- WHAT THE EXERCISE ASKS: Copy every line from the one that holds "Output a JSON" to the end of the records below, exactly and with nothing else, but without any pictures.

Stored data
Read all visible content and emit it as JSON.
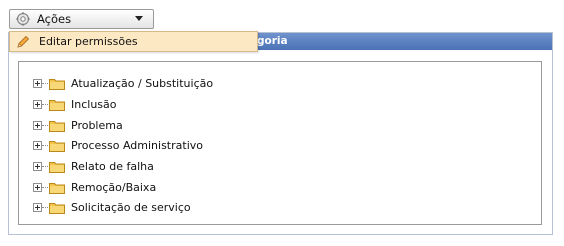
{
  "actions": {
    "label": "Ações"
  },
  "menu": {
    "items": [
      {
        "label": "Editar permissões"
      }
    ]
  },
  "panel": {
    "title_visible": "goria"
  },
  "tree": {
    "items": [
      {
        "label": "Atualização / Substituição"
      },
      {
        "label": "Inclusão"
      },
      {
        "label": "Problema"
      },
      {
        "label": "Processo Administrativo"
      },
      {
        "label": "Relato de falha"
      },
      {
        "label": "Remoção/Baixa"
      },
      {
        "label": "Solicitação de serviço"
      }
    ]
  },
  "colors": {
    "header": "#4b72b6",
    "menu_bg": "#fde8c4",
    "folder": "#f2c24a"
  }
}
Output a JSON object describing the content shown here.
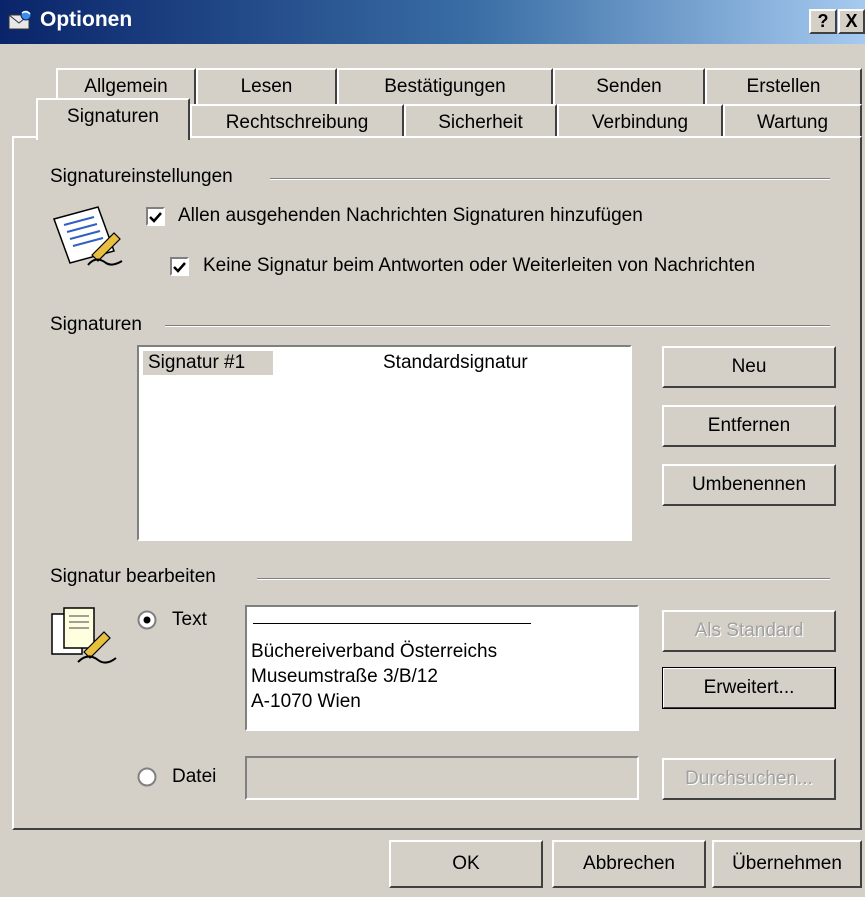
{
  "window": {
    "title": "Optionen",
    "help_button": "?",
    "close_button": "X"
  },
  "tabs": {
    "row_back": [
      "Allgemein",
      "Lesen",
      "Bestätigungen",
      "Senden",
      "Erstellen"
    ],
    "row_front": [
      "Signaturen",
      "Rechtschreibung",
      "Sicherheit",
      "Verbindung",
      "Wartung"
    ],
    "active": "Signaturen"
  },
  "signature_settings": {
    "heading": "Signatureinstellungen",
    "add_to_all_label": "Allen ausgehenden Nachrichten Signaturen hinzufügen",
    "add_to_all_checked": true,
    "no_reply_forward_label": "Keine Signatur beim Antworten oder Weiterleiten von Nachrichten",
    "no_reply_forward_checked": true
  },
  "signatures": {
    "heading": "Signaturen",
    "list": [
      {
        "name": "Signatur #1",
        "note": "Standardsignatur",
        "selected": true
      }
    ],
    "new_button": "Neu",
    "remove_button": "Entfernen",
    "rename_button": "Umbenennen"
  },
  "edit_signature": {
    "heading": "Signatur bearbeiten",
    "text_option_label": "Text",
    "text_option_selected": true,
    "text_lines": [
      "Büchereiverband Österreichs",
      "Museumstraße 3/B/12",
      "A-1070 Wien"
    ],
    "file_option_label": "Datei",
    "file_path": "",
    "set_default_button": "Als Standard",
    "advanced_button": "Erweitert...",
    "browse_button": "Durchsuchen..."
  },
  "footer": {
    "ok_button": "OK",
    "cancel_button": "Abbrechen",
    "apply_button": "Übernehmen"
  }
}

- SOLUTION FOR THIS PROBLEM:
Output a JSON object describing the content shown here.
{
  "window": {
    "title": "Optionen",
    "help_button": "?",
    "close_button": "X"
  },
  "tabs": {
    "row_back": [
      "Allgemein",
      "Lesen",
      "Bestätigungen",
      "Senden",
      "Erstellen"
    ],
    "row_front": [
      "Signaturen",
      "Rechtschreibung",
      "Sicherheit",
      "Verbindung",
      "Wartung"
    ],
    "active": "Signaturen"
  },
  "signature_settings": {
    "heading": "Signatureinstellungen",
    "add_to_all_label": "Allen ausgehenden Nachrichten Signaturen hinzufügen",
    "add_to_all_checked": true,
    "no_reply_forward_label": "Keine Signatur beim Antworten oder Weiterleiten von Nachrichten",
    "no_reply_forward_checked": true
  },
  "signatures": {
    "heading": "Signaturen",
    "list": [
      {
        "name": "Signatur #1",
        "note": "Standardsignatur",
        "selected": true
      }
    ],
    "new_button": "Neu",
    "remove_button": "Entfernen",
    "rename_button": "Umbenennen"
  },
  "edit_signature": {
    "heading": "Signatur bearbeiten",
    "text_option_label": "Text",
    "text_option_selected": true,
    "text_lines": [
      "Büchereiverband Österreichs",
      "Museumstraße 3/B/12",
      "A-1070 Wien"
    ],
    "file_option_label": "Datei",
    "file_path": "",
    "set_default_button": "Als Standard",
    "advanced_button": "Erweitert...",
    "browse_button": "Durchsuchen..."
  },
  "footer": {
    "ok_button": "OK",
    "cancel_button": "Abbrechen",
    "apply_button": "Übernehmen"
  }
}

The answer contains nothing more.